Text shown
I don‘t think I‘m making any false claims when I say that most of Europe‘s serious fly fishermen have heard of the world class Atlantic salmon and brown trout fishing to be had in Iceland. However outside of Iceland the sea trout fishing here is not very well known. So in this article I hope to shed some light on the fantastic sea trout fishing in Iceland, a personal preference of mine.
But before we begin I need to tell you that I am in no way an expert on the fish nor am I 100% accurate on all occasions. All claims made in this article are my own personal opinions and cannot be backed up with any sort of scientific data. That being, said let me tell you a little more about sea trout fishing in Iceland.
Sea trout season
In Iceland the laws for fishing migratory fish state that the season shall be open from April 1. – October 10. . In April we catch two kinds of sea trout. The long thin fish that have stayed in the river for the winter and spawned and the fat, silvery fish that certainly do not show any signs of “dieting” nor spawning during the winter. Here in Iceland we call those “geldfiskur” and they are favored for obvious reasons. In mid-May, depending on the part of the country, the sea trout migrate back to sea for the summer. For the most part they seem to start coming back in late July, again depending on part of the country. As the season progresses the runs get bigger to finally reach their peak in September through October. So in general the favored time to be chasing sea trout in Iceland is in April and again from late August to October.

Material for the task
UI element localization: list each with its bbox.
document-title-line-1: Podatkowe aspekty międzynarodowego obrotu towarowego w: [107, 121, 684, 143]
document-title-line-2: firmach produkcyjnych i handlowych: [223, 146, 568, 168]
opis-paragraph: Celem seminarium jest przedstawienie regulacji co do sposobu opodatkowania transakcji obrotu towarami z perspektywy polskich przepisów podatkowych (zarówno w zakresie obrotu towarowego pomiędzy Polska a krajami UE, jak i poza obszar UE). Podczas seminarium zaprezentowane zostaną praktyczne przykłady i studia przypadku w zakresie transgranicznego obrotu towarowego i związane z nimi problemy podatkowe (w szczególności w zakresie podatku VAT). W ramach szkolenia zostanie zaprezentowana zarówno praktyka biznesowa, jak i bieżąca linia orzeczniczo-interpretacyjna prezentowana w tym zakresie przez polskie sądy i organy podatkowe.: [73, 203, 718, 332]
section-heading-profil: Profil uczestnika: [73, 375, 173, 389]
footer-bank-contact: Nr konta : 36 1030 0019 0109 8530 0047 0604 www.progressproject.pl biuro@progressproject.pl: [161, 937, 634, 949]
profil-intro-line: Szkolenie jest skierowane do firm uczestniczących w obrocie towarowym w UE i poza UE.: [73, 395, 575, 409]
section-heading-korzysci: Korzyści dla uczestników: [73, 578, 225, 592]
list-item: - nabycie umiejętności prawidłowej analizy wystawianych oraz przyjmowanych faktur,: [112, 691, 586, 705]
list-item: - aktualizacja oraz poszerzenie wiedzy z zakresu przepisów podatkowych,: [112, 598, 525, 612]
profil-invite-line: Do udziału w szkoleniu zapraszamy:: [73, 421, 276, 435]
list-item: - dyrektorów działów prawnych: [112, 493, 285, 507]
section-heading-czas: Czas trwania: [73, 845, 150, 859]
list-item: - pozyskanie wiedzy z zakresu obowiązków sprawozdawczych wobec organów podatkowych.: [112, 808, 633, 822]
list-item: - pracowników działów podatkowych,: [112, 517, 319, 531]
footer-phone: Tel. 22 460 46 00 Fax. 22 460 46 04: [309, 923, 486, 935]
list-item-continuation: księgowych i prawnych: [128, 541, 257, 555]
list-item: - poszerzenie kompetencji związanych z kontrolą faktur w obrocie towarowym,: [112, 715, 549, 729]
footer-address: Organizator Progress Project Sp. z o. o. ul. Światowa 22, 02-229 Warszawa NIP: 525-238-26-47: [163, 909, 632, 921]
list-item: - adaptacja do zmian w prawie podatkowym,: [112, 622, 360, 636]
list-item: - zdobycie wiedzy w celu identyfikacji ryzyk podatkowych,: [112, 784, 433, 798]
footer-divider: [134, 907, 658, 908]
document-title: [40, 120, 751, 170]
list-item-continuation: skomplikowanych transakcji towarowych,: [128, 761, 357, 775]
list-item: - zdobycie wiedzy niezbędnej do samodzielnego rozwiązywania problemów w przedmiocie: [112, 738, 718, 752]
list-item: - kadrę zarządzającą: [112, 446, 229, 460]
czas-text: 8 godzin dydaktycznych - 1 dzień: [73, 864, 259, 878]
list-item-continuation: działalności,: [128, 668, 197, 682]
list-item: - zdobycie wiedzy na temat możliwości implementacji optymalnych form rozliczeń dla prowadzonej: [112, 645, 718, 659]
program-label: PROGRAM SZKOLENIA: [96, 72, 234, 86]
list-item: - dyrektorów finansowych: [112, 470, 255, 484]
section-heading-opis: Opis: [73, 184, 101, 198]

Short exercise 1
Copy the passage on sea trout fishing in Iceland over again, everything from "I don‘t think" down to "preference of mine.", and swap "fly fishermen" for "fly anglers".
Short exercise 2
Rewrite the listing as a Markdown table with the columns Row and Listing line, covering everything from the start of the listing down to the line containing "section-heading-profil: Profil uczestnika: [73, 375, 173, 389]" and leaving out blank lines.

Problem solution 1
I don‘t think I‘m making any false claims when I say that most of Europe‘s serious fly anglers have heard of the world class Atlantic salmon and brown trout fishing to be had in Iceland. However outside of Iceland the sea trout fishing here is not very well known. So in this article I hope to shed some light on the fantastic sea trout fishing in Iceland, a personal preference of mine.

Problem solution 2
| Row | Listing line |
|---|---|
| 1 | UI element localization: list each with its bbox. |
| 2 | document-title-line-1: Podatkowe aspekty międzynarodowego obrotu towarowego w: [107, 121, 684, 143] |
| 3 | document-title-line-2: firmach produkcyjnych i handlowych: [223, 146, 568, 168] |
| 4 | opis-paragraph: Celem seminarium jest przedstawienie regulacji co do sposobu opodatkowania transakcji obrotu towarami z perspektywy polskich przepisów podatkowych (zarówno w zakresie obrotu towarowego pomiędzy Polska a krajami UE, jak i poza obszar UE). Podczas seminarium zaprezentowane zostaną praktyczne przykłady i studia przypadku w zakresie transgranicznego obrotu towarowego i związane z nimi problemy podatkowe (w szczególności w zakresie podatku VAT). W ramach szkolenia zostanie zaprezentowana zarówno praktyka biznesowa, jak i bieżąca linia orzeczniczo-interpretacyjna prezentowana w tym zakresie przez polskie sądy i organy podatkowe.: [73, 203, 718, 332] |
| 5 | section-heading-profil: Profil uczestnika: [73, 375, 173, 389] |